━━━ Entries provided

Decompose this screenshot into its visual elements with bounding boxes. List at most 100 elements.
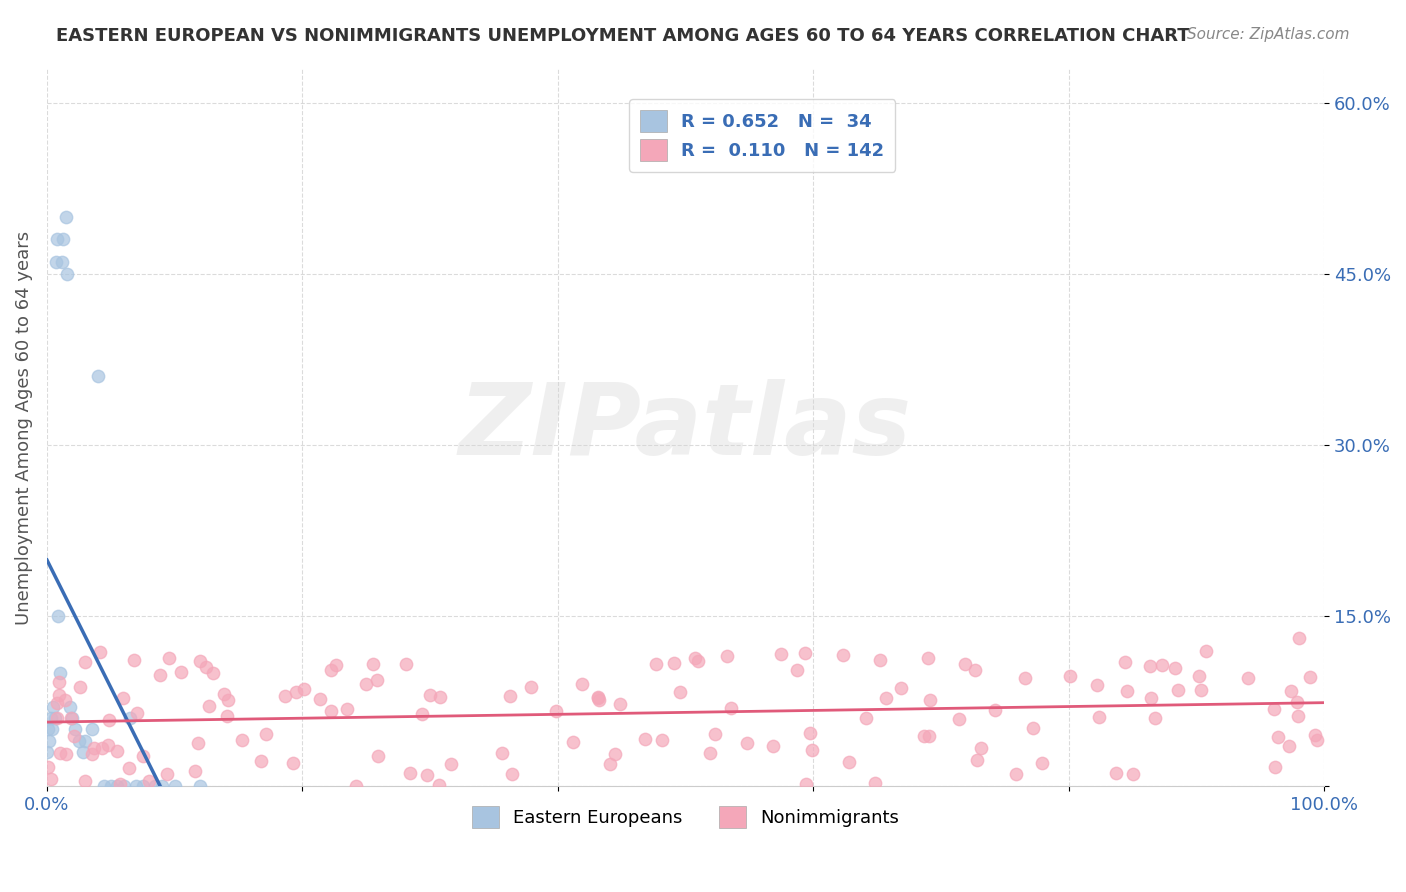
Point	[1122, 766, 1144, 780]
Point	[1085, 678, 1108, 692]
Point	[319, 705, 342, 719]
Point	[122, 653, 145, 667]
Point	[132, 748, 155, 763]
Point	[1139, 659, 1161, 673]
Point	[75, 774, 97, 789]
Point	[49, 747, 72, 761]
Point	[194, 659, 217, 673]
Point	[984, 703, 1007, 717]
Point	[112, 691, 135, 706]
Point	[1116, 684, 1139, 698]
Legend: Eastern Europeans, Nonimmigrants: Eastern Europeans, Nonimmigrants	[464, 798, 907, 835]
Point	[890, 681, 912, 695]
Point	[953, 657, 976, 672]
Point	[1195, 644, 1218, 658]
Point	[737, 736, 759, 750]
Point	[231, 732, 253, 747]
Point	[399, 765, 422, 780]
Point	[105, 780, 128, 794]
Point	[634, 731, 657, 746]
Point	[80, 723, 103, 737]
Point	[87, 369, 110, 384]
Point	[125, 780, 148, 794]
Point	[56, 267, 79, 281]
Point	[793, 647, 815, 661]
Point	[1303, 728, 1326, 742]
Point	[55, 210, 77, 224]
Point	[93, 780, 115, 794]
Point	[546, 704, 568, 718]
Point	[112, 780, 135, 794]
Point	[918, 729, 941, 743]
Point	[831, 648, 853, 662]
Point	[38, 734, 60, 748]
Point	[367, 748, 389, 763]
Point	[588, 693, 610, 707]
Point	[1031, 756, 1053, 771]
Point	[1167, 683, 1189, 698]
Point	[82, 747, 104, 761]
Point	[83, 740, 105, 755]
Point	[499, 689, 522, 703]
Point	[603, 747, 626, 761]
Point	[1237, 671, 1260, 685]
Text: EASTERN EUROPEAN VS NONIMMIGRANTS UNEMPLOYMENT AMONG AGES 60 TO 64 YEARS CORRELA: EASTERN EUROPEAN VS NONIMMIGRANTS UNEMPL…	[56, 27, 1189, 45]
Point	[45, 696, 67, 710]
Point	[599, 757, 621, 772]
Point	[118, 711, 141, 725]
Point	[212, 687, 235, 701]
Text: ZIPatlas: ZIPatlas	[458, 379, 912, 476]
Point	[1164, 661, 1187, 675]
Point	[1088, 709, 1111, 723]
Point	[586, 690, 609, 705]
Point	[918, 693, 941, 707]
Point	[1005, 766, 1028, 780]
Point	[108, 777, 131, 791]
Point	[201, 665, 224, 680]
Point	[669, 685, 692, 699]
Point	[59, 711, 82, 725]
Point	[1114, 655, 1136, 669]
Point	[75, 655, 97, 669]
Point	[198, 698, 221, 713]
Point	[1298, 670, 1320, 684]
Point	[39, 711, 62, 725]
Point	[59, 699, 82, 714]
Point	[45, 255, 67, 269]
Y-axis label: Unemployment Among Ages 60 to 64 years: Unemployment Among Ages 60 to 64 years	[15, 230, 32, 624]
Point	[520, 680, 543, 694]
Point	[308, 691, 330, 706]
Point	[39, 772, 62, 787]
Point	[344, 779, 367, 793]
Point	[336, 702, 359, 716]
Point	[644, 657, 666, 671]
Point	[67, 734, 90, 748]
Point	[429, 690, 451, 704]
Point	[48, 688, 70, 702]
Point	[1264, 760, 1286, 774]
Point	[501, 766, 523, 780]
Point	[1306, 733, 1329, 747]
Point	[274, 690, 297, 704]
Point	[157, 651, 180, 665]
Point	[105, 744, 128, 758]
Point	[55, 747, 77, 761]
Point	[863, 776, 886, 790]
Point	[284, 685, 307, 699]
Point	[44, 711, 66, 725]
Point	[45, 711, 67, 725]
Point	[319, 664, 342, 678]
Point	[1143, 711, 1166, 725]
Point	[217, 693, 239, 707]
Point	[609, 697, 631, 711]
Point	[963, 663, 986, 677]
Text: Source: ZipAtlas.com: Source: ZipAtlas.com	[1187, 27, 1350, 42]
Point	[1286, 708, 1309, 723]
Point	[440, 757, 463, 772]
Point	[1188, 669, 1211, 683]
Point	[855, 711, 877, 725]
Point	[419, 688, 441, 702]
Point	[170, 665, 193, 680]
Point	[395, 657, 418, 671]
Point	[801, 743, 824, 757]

━━━━━━
━━━ Entries provided

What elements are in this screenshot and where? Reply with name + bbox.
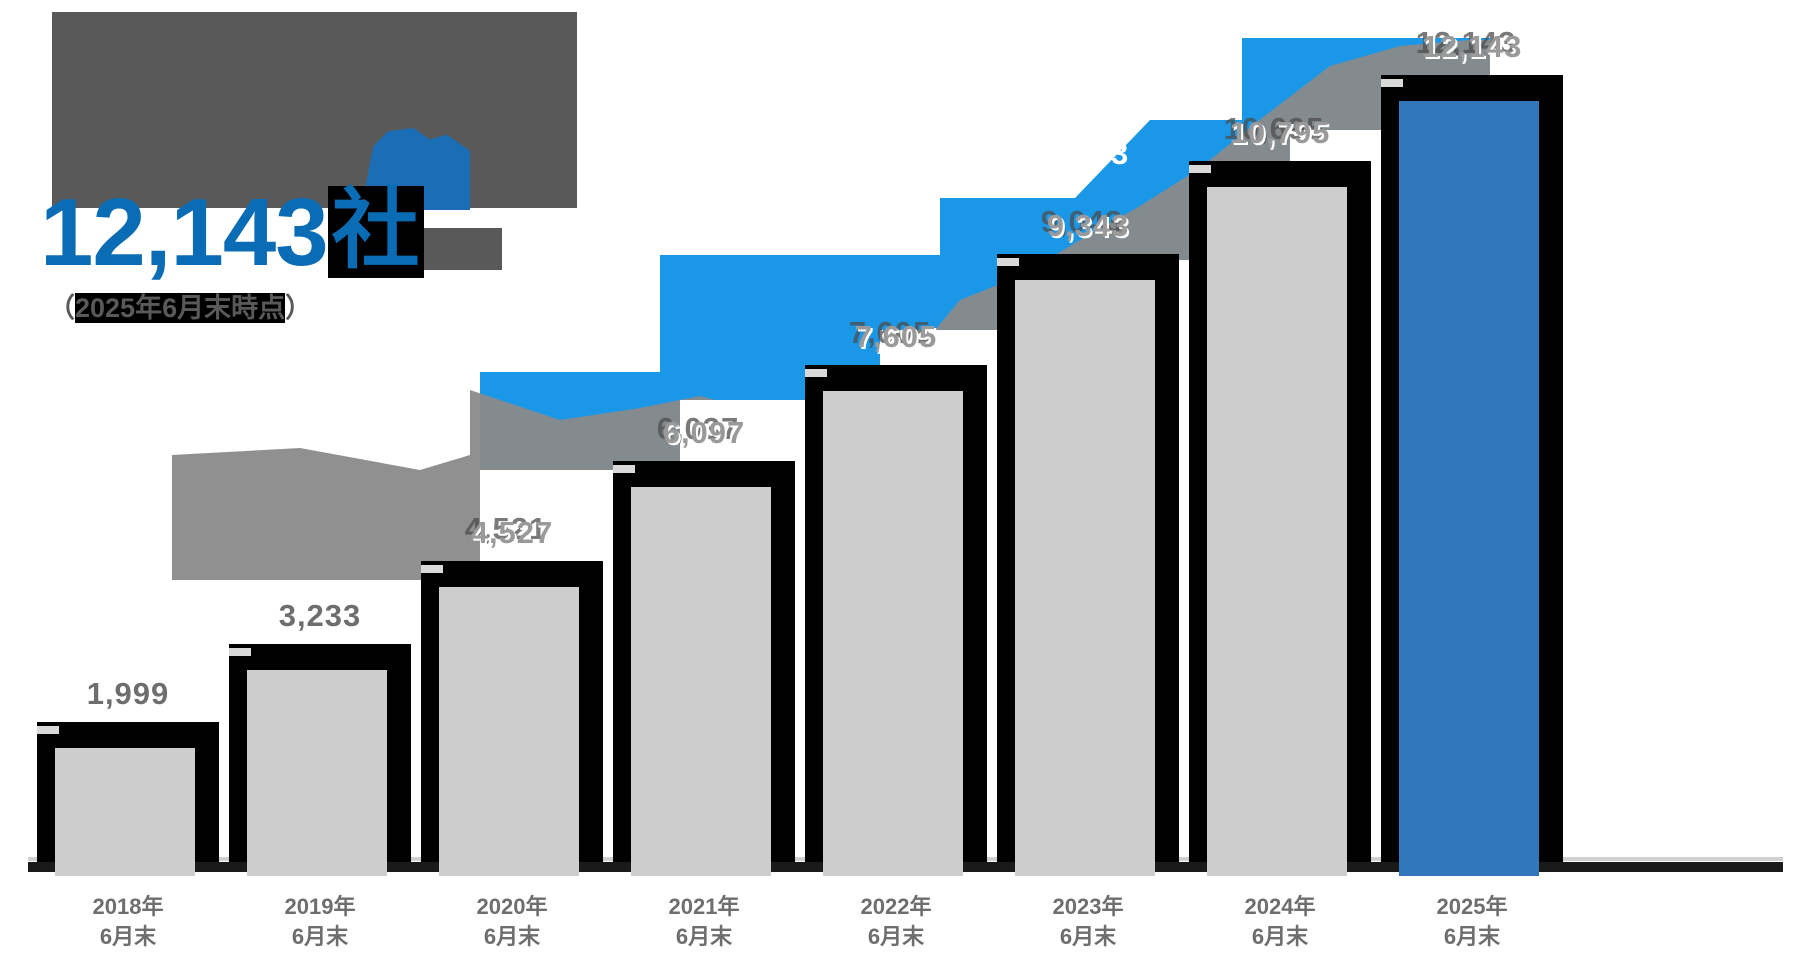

━━━━━━
━━━ Entries provided

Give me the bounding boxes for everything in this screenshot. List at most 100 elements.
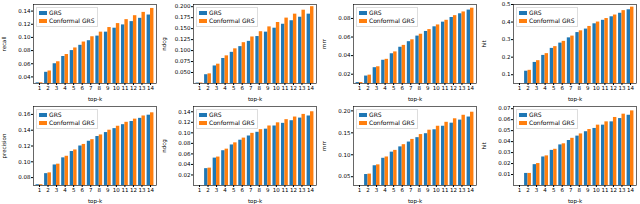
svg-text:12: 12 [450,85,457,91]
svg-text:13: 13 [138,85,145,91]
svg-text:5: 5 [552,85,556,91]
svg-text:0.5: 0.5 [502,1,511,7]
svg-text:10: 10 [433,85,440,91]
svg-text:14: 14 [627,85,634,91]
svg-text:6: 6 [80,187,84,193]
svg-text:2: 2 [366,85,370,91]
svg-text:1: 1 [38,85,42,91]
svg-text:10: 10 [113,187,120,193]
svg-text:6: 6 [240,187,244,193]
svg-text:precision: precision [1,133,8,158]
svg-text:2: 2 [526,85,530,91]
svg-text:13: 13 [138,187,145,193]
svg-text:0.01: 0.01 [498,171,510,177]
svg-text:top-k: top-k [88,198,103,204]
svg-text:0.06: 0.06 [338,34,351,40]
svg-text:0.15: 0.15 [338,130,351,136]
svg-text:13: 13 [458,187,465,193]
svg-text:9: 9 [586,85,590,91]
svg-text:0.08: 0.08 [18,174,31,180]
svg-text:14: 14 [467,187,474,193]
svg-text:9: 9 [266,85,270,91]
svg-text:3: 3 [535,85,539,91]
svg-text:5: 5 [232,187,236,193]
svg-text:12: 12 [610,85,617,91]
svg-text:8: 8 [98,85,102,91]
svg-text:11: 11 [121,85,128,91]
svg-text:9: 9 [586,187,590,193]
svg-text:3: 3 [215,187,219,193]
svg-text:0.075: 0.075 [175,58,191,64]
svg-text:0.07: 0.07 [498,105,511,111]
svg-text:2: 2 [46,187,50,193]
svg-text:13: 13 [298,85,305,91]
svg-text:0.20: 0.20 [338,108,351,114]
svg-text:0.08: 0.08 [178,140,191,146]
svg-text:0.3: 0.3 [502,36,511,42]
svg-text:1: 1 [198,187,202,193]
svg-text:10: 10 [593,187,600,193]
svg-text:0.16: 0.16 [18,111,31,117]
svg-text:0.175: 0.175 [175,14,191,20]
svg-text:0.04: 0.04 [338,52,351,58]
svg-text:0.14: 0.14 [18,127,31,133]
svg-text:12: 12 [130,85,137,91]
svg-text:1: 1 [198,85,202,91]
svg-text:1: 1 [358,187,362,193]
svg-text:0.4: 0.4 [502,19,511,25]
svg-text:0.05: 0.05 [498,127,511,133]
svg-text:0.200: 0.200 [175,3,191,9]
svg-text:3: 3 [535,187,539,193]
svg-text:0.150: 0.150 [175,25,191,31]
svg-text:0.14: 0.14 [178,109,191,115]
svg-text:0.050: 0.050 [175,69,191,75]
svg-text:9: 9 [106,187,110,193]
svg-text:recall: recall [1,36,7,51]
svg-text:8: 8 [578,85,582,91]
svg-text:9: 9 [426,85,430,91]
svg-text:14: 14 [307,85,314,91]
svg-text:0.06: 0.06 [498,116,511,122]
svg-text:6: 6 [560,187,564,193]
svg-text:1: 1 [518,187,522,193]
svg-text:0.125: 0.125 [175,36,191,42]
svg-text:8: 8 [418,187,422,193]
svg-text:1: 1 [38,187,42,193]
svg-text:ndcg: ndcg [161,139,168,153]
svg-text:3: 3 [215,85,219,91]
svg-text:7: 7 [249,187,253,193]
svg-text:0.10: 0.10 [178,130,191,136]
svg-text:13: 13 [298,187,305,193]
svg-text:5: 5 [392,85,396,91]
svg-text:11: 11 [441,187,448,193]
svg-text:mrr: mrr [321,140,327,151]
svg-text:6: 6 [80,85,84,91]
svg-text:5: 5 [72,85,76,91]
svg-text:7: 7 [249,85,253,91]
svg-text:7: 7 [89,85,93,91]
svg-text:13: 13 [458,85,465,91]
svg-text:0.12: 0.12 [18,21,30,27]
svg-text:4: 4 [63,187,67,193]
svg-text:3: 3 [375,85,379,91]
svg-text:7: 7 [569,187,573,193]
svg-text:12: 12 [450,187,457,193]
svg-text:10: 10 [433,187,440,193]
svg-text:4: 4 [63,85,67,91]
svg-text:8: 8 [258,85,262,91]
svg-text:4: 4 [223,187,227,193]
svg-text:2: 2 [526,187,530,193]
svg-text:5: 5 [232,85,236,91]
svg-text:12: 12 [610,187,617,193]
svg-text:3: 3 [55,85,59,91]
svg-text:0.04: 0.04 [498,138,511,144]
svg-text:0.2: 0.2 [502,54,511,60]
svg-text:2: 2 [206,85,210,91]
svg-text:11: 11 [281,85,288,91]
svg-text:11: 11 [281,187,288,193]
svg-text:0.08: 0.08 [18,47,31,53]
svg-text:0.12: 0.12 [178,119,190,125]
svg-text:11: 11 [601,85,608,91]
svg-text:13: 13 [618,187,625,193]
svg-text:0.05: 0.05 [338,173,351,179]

━━━━━━

> Problem to work on:
Update everything from the line containing "Decompose this screenshot" down to the line containing "684, 1139, 698]" by replacing "Point" with "Marker" and keeping everything else unchanged. Give only those lines, and leave the pictures out of the answer.

> Response:
Decompose this screenshot into its visual elements with bounding boxes. List at most 100 elements.
Marker	[1122, 766, 1144, 780]
Marker	[1085, 678, 1108, 692]
Marker	[319, 705, 342, 719]
Marker	[122, 653, 145, 667]
Marker	[132, 748, 155, 763]
Marker	[1139, 659, 1161, 673]
Marker	[75, 774, 97, 789]
Marker	[49, 747, 72, 761]
Marker	[194, 659, 217, 673]
Marker	[984, 703, 1007, 717]
Marker	[112, 691, 135, 706]
Marker	[1116, 684, 1139, 698]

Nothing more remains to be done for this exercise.